**YOUR OBJECTIVE**. Identify each line in the records below that contains the word "date", and copy it.

**RECORDED INFORMATION**.
-- start --
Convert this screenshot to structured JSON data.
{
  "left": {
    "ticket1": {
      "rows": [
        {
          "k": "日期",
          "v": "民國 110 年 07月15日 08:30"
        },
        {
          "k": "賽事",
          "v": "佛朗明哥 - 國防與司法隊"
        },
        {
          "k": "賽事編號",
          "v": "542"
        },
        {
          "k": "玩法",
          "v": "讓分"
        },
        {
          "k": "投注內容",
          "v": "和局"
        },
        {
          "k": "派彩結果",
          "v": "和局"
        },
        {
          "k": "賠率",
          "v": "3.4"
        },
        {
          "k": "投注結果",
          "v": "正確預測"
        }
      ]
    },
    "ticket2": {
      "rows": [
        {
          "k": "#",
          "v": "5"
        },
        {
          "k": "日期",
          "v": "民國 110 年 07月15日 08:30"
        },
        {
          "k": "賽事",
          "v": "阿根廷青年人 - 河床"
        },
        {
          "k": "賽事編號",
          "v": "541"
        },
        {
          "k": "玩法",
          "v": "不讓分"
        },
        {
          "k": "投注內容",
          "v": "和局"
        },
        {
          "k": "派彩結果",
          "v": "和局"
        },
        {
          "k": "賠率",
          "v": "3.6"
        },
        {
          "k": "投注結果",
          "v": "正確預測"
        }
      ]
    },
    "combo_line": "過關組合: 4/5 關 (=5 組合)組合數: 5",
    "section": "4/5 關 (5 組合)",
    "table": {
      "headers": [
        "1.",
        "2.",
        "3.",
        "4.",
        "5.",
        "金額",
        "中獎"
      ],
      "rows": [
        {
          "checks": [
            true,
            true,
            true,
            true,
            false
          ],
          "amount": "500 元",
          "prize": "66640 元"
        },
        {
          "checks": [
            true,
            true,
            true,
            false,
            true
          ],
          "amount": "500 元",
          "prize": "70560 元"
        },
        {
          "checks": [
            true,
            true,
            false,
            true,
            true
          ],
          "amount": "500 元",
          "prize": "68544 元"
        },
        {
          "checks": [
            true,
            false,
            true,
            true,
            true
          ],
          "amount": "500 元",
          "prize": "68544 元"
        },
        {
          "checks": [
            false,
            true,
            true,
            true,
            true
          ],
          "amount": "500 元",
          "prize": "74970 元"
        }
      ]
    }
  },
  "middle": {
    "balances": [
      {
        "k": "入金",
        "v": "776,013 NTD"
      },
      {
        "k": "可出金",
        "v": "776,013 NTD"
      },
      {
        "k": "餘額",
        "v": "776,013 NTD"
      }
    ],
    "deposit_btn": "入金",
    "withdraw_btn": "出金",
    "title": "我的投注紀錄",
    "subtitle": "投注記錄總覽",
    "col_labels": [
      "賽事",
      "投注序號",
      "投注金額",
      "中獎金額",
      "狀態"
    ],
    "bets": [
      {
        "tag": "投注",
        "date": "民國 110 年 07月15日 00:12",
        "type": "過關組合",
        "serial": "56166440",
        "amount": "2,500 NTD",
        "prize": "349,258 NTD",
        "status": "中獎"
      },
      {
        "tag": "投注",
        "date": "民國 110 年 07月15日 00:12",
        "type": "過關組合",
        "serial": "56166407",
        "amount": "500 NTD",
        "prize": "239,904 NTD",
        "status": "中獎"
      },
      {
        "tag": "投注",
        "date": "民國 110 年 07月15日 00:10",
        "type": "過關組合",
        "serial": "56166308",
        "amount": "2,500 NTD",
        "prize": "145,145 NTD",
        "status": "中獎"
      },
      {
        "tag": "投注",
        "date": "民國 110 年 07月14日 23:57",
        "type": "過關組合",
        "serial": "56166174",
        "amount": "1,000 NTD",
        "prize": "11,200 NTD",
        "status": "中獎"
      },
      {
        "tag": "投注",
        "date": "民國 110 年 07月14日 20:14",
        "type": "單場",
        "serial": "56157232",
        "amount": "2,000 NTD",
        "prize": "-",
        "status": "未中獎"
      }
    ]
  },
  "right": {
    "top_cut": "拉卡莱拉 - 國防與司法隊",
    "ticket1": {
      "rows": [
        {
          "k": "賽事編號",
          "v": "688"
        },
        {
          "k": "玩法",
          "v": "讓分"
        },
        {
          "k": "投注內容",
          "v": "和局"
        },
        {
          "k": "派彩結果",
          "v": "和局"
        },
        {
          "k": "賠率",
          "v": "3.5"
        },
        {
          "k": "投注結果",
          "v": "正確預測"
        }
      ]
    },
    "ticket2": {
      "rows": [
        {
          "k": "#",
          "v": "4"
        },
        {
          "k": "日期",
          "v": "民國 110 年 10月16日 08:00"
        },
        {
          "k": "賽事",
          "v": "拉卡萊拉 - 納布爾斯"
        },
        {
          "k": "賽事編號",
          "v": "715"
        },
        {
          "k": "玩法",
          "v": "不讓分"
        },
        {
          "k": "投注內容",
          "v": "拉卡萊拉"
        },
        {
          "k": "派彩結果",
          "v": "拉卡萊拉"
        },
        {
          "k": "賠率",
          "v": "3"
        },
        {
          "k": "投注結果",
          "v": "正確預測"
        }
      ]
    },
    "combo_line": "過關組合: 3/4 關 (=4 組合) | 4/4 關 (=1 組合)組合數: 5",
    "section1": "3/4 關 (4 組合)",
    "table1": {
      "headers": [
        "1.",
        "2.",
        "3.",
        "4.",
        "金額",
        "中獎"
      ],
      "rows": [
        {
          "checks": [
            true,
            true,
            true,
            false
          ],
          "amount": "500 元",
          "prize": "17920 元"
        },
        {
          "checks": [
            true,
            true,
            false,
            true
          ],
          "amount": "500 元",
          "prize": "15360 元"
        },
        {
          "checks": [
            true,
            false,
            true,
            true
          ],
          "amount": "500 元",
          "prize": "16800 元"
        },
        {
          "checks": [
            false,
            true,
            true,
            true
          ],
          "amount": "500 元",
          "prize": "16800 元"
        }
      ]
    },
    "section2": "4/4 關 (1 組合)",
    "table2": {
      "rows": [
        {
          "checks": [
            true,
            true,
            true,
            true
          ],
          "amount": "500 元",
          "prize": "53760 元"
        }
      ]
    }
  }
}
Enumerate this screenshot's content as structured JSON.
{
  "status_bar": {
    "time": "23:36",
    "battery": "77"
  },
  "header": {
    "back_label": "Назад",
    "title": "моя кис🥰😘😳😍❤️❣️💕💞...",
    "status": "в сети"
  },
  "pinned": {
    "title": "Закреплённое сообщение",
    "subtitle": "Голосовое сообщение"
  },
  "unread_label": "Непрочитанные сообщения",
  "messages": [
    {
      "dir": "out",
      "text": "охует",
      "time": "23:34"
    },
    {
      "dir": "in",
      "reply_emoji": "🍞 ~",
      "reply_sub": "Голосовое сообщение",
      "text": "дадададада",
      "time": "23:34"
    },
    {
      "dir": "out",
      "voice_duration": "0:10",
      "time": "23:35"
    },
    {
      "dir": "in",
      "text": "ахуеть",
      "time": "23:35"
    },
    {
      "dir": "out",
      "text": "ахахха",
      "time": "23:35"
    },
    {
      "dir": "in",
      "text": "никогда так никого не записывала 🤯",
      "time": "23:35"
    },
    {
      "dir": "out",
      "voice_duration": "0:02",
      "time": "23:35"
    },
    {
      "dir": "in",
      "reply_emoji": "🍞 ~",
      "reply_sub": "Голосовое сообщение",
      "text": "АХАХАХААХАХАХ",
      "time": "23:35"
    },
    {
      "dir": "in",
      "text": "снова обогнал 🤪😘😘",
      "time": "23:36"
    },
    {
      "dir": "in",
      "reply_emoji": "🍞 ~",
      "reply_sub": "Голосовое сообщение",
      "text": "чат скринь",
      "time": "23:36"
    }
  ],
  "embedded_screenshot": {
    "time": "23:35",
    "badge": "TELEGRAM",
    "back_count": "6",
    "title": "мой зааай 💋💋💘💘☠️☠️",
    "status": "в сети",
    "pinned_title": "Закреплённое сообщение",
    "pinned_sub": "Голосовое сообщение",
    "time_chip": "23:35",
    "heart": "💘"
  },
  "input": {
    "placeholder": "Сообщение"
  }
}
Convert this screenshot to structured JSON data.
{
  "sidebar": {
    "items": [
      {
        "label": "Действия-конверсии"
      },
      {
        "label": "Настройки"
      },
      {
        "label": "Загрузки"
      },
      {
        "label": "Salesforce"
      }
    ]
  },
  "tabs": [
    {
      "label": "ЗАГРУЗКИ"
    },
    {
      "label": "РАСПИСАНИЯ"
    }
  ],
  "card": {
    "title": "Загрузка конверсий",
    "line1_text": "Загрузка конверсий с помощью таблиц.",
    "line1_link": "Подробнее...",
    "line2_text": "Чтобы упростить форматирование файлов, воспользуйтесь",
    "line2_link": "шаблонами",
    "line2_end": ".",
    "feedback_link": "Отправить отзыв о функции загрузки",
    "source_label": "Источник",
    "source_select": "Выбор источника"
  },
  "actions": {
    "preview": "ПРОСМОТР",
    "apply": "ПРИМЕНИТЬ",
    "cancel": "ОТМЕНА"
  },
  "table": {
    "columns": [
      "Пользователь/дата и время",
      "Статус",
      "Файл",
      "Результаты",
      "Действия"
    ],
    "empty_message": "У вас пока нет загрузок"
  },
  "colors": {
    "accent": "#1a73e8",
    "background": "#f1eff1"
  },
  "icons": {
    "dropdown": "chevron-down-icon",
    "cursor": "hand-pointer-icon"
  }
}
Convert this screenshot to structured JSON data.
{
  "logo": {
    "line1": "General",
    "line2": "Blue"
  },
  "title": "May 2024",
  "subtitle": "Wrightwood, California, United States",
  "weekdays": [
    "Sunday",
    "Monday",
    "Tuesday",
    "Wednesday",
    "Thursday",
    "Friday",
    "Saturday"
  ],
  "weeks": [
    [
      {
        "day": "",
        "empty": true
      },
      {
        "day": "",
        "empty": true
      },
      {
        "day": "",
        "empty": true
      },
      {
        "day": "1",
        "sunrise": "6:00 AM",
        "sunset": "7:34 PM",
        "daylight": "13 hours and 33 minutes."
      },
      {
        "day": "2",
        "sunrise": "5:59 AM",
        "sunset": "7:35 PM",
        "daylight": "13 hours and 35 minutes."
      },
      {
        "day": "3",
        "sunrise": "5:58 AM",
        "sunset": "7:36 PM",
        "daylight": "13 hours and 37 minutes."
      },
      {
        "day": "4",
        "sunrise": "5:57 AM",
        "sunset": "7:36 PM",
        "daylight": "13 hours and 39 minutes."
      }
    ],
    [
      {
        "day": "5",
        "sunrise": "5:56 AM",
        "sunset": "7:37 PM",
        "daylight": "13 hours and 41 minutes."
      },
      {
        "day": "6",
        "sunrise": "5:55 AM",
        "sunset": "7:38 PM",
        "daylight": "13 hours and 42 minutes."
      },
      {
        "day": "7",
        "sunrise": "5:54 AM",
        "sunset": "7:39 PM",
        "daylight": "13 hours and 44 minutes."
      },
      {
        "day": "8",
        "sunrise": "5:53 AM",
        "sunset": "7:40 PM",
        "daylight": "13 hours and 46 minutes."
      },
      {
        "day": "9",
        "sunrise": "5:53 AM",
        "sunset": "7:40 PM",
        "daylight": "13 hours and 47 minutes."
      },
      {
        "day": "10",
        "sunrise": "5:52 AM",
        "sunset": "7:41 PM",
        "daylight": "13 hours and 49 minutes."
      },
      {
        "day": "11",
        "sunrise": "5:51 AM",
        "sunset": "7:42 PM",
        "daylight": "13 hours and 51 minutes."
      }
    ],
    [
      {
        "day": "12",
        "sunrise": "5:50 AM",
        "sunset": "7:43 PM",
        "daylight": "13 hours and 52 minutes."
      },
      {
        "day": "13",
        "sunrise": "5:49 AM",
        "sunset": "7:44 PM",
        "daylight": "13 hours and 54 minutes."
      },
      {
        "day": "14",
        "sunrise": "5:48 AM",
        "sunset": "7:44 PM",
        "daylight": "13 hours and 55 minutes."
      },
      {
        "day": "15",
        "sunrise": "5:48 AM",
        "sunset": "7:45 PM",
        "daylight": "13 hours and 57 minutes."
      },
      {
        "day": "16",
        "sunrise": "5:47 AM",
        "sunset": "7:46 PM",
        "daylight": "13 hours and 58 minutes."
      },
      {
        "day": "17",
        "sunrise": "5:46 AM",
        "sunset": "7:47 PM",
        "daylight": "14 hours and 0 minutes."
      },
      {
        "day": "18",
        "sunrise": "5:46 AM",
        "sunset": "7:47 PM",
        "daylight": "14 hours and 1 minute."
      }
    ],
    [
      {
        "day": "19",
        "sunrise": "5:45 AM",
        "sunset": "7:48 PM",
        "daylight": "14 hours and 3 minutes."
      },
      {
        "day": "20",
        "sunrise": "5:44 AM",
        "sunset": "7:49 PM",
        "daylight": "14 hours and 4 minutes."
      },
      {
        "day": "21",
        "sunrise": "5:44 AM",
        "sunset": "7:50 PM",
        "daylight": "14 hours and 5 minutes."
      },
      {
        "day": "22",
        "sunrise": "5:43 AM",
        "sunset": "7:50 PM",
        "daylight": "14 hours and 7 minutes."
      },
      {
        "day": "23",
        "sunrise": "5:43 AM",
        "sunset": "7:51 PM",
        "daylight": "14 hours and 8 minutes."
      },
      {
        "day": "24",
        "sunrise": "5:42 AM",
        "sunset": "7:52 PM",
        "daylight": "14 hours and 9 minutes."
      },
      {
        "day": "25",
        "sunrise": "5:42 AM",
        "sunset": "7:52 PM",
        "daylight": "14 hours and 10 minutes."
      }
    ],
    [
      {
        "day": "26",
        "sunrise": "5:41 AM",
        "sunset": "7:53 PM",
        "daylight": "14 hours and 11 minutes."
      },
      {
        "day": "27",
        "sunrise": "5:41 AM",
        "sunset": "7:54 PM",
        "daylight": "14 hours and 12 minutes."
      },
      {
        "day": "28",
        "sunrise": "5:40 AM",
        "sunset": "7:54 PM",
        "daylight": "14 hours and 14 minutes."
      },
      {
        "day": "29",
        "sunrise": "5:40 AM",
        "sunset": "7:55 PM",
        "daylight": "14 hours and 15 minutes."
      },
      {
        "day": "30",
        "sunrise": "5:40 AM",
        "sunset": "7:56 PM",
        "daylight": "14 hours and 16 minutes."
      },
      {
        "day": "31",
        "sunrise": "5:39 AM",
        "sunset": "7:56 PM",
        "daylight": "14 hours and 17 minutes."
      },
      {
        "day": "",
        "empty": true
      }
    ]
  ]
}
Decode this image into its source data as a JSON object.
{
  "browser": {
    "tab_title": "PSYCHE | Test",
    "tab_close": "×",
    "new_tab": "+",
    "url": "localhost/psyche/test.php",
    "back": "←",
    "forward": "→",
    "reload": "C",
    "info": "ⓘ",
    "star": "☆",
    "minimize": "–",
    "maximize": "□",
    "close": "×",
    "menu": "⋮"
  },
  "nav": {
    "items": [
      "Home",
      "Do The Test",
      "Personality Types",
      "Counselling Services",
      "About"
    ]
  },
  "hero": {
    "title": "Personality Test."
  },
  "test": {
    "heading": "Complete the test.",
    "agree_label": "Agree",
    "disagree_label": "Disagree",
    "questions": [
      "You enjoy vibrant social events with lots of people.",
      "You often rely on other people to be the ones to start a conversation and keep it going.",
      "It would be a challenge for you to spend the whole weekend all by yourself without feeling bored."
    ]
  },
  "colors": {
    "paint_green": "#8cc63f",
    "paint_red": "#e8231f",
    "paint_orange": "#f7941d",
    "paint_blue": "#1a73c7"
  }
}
-- end --
**EXERCISE RESPONSE**.
        "date": "民國 110 年 07月15日 00:12",
        "date": "民國 110 年 07月15日 00:12",
        "date": "民國 110 年 07月15日 00:10",
        "date": "民國 110 年 07月14日 23:57",
        "date": "民國 110 年 07月14日 20:14",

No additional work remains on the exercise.